---------- Task material ----------

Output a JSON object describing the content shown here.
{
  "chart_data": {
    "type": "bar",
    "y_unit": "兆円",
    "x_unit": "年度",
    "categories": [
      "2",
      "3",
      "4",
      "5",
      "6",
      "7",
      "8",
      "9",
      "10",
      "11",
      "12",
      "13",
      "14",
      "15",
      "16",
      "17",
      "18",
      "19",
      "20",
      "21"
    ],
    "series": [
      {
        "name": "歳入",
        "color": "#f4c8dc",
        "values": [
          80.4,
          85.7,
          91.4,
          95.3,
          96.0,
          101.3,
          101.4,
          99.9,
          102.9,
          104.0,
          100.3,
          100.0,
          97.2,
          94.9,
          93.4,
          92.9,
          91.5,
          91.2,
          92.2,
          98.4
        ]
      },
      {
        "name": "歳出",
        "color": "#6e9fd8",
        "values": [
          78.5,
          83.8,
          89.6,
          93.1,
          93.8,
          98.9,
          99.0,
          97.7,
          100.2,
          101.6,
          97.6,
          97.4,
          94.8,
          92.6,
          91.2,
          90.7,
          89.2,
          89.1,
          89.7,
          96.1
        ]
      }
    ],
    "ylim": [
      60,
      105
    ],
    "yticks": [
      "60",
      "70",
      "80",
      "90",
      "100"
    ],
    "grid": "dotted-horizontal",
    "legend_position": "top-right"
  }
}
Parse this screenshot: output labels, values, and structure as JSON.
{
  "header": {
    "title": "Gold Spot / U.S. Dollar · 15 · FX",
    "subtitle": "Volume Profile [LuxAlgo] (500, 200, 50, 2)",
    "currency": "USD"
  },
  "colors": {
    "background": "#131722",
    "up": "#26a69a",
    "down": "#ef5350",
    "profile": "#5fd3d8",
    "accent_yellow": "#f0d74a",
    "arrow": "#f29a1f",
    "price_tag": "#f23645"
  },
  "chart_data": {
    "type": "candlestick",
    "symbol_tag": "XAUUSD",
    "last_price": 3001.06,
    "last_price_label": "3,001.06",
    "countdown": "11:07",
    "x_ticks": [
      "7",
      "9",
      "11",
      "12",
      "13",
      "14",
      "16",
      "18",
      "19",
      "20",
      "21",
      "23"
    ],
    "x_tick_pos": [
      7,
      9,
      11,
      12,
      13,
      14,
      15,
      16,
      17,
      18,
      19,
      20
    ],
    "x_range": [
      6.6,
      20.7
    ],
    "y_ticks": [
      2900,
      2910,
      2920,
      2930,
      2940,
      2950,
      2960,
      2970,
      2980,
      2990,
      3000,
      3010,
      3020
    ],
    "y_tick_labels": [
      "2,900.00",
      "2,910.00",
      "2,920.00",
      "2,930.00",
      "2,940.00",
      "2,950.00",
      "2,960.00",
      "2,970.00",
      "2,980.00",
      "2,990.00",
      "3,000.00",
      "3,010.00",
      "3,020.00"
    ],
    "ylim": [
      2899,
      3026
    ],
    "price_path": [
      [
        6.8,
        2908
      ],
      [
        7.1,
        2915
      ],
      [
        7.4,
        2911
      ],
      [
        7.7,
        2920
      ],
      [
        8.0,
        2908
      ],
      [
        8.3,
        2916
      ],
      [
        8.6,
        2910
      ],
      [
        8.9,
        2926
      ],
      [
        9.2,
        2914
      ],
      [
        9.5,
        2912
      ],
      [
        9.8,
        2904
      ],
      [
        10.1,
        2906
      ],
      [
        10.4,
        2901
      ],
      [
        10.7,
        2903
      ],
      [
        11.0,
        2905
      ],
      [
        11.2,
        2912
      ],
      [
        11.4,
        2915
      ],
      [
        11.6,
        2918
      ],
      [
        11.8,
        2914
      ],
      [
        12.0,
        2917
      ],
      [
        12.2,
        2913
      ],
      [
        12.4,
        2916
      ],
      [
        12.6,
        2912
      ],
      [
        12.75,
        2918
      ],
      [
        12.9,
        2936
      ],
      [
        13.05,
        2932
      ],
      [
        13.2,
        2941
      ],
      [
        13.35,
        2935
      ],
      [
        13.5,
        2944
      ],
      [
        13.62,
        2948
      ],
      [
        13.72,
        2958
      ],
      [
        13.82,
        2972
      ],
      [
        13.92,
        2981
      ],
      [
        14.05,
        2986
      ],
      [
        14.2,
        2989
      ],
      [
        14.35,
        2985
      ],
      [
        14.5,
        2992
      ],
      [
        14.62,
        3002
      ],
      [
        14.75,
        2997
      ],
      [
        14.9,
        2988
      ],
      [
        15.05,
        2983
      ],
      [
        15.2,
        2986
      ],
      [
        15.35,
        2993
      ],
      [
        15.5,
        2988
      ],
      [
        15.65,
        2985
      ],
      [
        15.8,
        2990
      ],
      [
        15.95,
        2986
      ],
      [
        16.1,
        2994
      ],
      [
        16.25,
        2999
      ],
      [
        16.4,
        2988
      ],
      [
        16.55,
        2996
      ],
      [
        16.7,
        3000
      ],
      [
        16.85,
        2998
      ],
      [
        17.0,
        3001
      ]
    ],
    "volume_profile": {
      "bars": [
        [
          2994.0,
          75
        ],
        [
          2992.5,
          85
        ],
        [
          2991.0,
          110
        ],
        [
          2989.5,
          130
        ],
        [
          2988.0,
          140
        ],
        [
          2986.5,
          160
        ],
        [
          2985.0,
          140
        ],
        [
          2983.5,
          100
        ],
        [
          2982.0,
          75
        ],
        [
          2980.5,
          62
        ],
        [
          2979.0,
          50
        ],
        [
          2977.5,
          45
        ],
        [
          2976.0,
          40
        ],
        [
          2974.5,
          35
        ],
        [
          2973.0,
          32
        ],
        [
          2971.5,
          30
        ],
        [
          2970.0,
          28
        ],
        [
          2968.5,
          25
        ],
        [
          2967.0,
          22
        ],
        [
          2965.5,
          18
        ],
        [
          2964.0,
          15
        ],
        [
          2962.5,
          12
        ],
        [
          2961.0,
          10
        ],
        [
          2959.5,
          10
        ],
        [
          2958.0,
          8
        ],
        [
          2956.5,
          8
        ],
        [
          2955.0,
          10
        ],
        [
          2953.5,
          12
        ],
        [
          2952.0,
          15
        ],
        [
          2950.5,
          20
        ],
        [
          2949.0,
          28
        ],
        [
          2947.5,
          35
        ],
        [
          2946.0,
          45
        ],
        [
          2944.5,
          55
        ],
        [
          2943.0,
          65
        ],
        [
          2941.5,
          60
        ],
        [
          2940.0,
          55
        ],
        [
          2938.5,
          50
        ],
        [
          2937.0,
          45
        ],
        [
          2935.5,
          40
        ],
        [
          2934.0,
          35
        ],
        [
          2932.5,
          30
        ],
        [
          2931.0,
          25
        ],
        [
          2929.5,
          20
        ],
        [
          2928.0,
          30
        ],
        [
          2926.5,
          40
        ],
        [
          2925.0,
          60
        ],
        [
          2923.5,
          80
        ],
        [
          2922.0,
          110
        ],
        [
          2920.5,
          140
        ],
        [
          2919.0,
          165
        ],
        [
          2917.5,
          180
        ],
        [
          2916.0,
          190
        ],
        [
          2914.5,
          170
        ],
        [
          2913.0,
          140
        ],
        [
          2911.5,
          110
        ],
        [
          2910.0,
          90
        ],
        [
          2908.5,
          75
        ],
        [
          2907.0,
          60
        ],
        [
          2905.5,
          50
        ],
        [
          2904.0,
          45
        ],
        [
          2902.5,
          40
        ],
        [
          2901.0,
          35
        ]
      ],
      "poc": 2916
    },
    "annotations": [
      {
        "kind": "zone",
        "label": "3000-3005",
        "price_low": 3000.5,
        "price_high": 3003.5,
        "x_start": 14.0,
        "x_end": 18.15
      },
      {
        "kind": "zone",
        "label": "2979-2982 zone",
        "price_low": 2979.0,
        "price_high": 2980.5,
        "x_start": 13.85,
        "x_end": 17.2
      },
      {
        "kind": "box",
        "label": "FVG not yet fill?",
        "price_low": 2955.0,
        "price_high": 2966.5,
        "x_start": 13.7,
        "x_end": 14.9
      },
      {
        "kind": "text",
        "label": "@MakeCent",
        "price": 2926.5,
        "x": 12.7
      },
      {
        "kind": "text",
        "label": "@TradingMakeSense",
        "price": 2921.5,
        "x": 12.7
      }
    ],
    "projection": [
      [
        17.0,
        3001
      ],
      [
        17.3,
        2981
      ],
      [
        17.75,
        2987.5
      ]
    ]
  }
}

----------
---------- Task material ----------

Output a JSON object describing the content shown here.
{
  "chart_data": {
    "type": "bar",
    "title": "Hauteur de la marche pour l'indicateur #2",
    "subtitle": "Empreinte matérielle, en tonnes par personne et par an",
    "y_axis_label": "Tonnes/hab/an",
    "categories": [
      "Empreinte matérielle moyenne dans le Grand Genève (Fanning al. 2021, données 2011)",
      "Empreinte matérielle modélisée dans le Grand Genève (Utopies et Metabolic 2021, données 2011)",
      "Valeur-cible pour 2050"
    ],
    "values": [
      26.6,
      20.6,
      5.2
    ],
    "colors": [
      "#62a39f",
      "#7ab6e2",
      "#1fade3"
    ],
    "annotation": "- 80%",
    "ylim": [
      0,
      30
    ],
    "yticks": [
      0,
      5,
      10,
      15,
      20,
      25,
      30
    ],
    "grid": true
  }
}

----------

Work to be completed
Find the word "subtitle" in the entries above and gather every line that holds it.

Answer in full
    "subtitle": "Volume Profile [LuxAlgo] (500, 200, 50, 2)",
    "subtitle": "Empreinte matérielle, en tonnes par personne et par an",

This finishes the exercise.